#### WORK TO DO:
Return the listing below exactly, with the pictures dropped.

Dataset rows
################
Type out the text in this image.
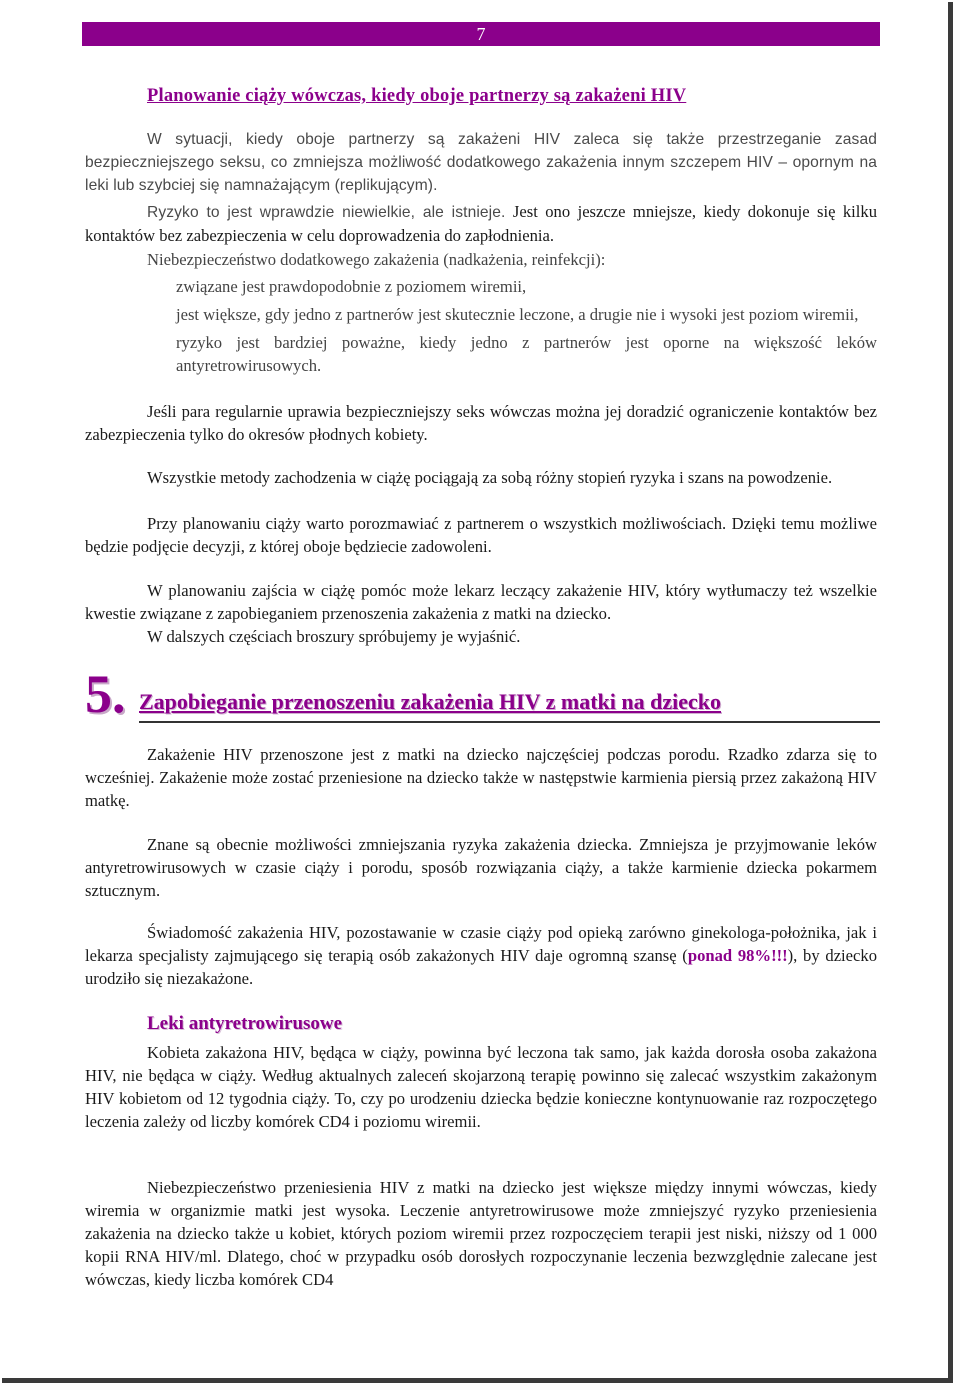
7
Planowanie ciąży wówczas, kiedy oboje partnerzy są zakażeni HIV

W sytuacji, kiedy oboje partnerzy są zakażeni HIV zaleca się także przestrzeganie zasad bezpieczniejszego seksu, co zmniejsza możliwość dodatkowego zakażenia innym szczepem HIV – opornym na leki lub szybciej się namnażającym (replikującym).

Ryzyko to jest wprawdzie niewielkie, ale istnieje. Jest ono jeszcze mniejsze, kiedy dokonuje się kilku kontaktów bez zabezpieczenia w celu doprowadzenia do zapłodnienia.

Niebezpieczeństwo dodatkowego zakażenia (nadkażenia, reinfekcji):

związane jest prawdopodobnie z poziomem wiremii,
jest większe, gdy jedno z partnerów jest skutecznie leczone, a drugie nie i wysoki jest poziom wiremii,
ryzyko jest bardziej poważne, kiedy jedno z partnerów jest oporne na większość leków antyretrowirusowych.

Jeśli para regularnie uprawia bezpieczniejszy seks wówczas można jej doradzić ograniczenie kontaktów bez zabezpieczenia tylko do okresów płodnych kobiety.

Wszystkie metody zachodzenia w ciążę pociągają za sobą różny stopień ryzyka i szans na powodzenie.

Przy planowaniu ciąży warto porozmawiać z partnerem o wszystkich możliwościach. Dzięki temu możliwe będzie podjęcie decyzji, z której oboje będziecie zadowoleni.

W planowaniu zajścia w ciążę pomóc może lekarz leczący zakażenie HIV, który wytłumaczy też wszelkie kwestie związane z zapobieganiem przenoszenia zakażenia z matki na dziecko.

W dalszych częściach broszury spróbujemy je wyjaśnić.

5. Zapobieganie przenoszeniu zakażenia HIV z matki na dziecko

Zakażenie HIV przenoszone jest z matki na dziecko najczęściej podczas porodu. Rzadko zdarza się to wcześniej. Zakażenie może zostać przeniesione na dziecko także w następstwie karmienia piersią przez zakażoną HIV matkę.

Znane są obecnie możliwości zmniejszania ryzyka zakażenia dziecka. Zmniejsza je przyjmowanie leków antyretrowirusowych w czasie ciąży i porodu, sposób rozwiązania ciąży, a także karmienie dziecka pokarmem sztucznym.

Świadomość zakażenia HIV, pozostawanie w czasie ciąży pod opieką zarówno ginekologa-położnika, jak i lekarza specjalisty zajmującego się terapią osób zakażonych HIV daje ogromną szansę (ponad 98%!!!), by dziecko urodziło się niezakażone.

Leki antyretrowirusowe

Kobieta zakażona HIV, będąca w ciąży, powinna być leczona tak samo, jak każda dorosła osoba zakażona HIV, nie będąca w ciąży. Według aktualnych zaleceń skojarzoną terapię powinno się zalecać wszystkim zakażonym HIV kobietom od 12 tygodnia ciąży. To, czy po urodzeniu dziecka będzie konieczne kontynuowanie raz rozpoczętego leczenia zależy od liczby komórek CD4 i poziomu wiremii.

Niebezpieczeństwo przeniesienia HIV z matki na dziecko jest większe między innymi wówczas, kiedy wiremia w organizmie matki jest wysoka. Leczenie antyretrowirusowe może zmniejszyć ryzyko przeniesienia zakażenia na dziecko także u kobiet, których poziom wiremii przez rozpoczęciem terapii jest niski, niższy od 1 000 kopii RNA HIV/ml. Dlatego, choć w przypadku osób dorosłych rozpoczynanie leczenia bezwzględnie zalecane jest wówczas, kiedy liczba komórek CD4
################
#### FULL SOLUTION:
Type out the text in this image.
7
Planowanie ciąży wówczas, kiedy oboje partnerzy są zakażeni HIV

W sytuacji, kiedy oboje partnerzy są zakażeni HIV zaleca się także przestrzeganie zasad bezpieczniejszego seksu, co zmniejsza możliwość dodatkowego zakażenia innym szczepem HIV – opornym na leki lub szybciej się namnażającym (replikującym).

Ryzyko to jest wprawdzie niewielkie, ale istnieje. Jest ono jeszcze mniejsze, kiedy dokonuje się kilku kontaktów bez zabezpieczenia w celu doprowadzenia do zapłodnienia.

Niebezpieczeństwo dodatkowego zakażenia (nadkażenia, reinfekcji):

związane jest prawdopodobnie z poziomem wiremii,
jest większe, gdy jedno z partnerów jest skutecznie leczone, a drugie nie i wysoki jest poziom wiremii,
ryzyko jest bardziej poważne, kiedy jedno z partnerów jest oporne na większość leków antyretrowirusowych.

Jeśli para regularnie uprawia bezpieczniejszy seks wówczas można jej doradzić ograniczenie kontaktów bez zabezpieczenia tylko do okresów płodnych kobiety.

Wszystkie metody zachodzenia w ciążę pociągają za sobą różny stopień ryzyka i szans na powodzenie.

Przy planowaniu ciąży warto porozmawiać z partnerem o wszystkich możliwościach. Dzięki temu możliwe będzie podjęcie decyzji, z której oboje będziecie zadowoleni.

W planowaniu zajścia w ciążę pomóc może lekarz leczący zakażenie HIV, który wytłumaczy też wszelkie kwestie związane z zapobieganiem przenoszenia zakażenia z matki na dziecko.

W dalszych częściach broszury spróbujemy je wyjaśnić.

5. Zapobieganie przenoszeniu zakażenia HIV z matki na dziecko

Zakażenie HIV przenoszone jest z matki na dziecko najczęściej podczas porodu. Rzadko zdarza się to wcześniej. Zakażenie może zostać przeniesione na dziecko także w następstwie karmienia piersią przez zakażoną HIV matkę.

Znane są obecnie możliwości zmniejszania ryzyka zakażenia dziecka. Zmniejsza je przyjmowanie leków antyretrowirusowych w czasie ciąży i porodu, sposób rozwiązania ciąży, a także karmienie dziecka pokarmem sztucznym.

Świadomość zakażenia HIV, pozostawanie w czasie ciąży pod opieką zarówno ginekologa-położnika, jak i lekarza specjalisty zajmującego się terapią osób zakażonych HIV daje ogromną szansę (ponad 98%!!!), by dziecko urodziło się niezakażone.

Leki antyretrowirusowe

Kobieta zakażona HIV, będąca w ciąży, powinna być leczona tak samo, jak każda dorosła osoba zakażona HIV, nie będąca w ciąży. Według aktualnych zaleceń skojarzoną terapię powinno się zalecać wszystkim zakażonym HIV kobietom od 12 tygodnia ciąży. To, czy po urodzeniu dziecka będzie konieczne kontynuowanie raz rozpoczętego leczenia zależy od liczby komórek CD4 i poziomu wiremii.

Niebezpieczeństwo przeniesienia HIV z matki na dziecko jest większe między innymi wówczas, kiedy wiremia w organizmie matki jest wysoka. Leczenie antyretrowirusowe może zmniejszyć ryzyko przeniesienia zakażenia na dziecko także u kobiet, których poziom wiremii przez rozpoczęciem terapii jest niski, niższy od 1 000 kopii RNA HIV/ml. Dlatego, choć w przypadku osób dorosłych rozpoczynanie leczenia bezwzględnie zalecane jest wówczas, kiedy liczba komórek CD4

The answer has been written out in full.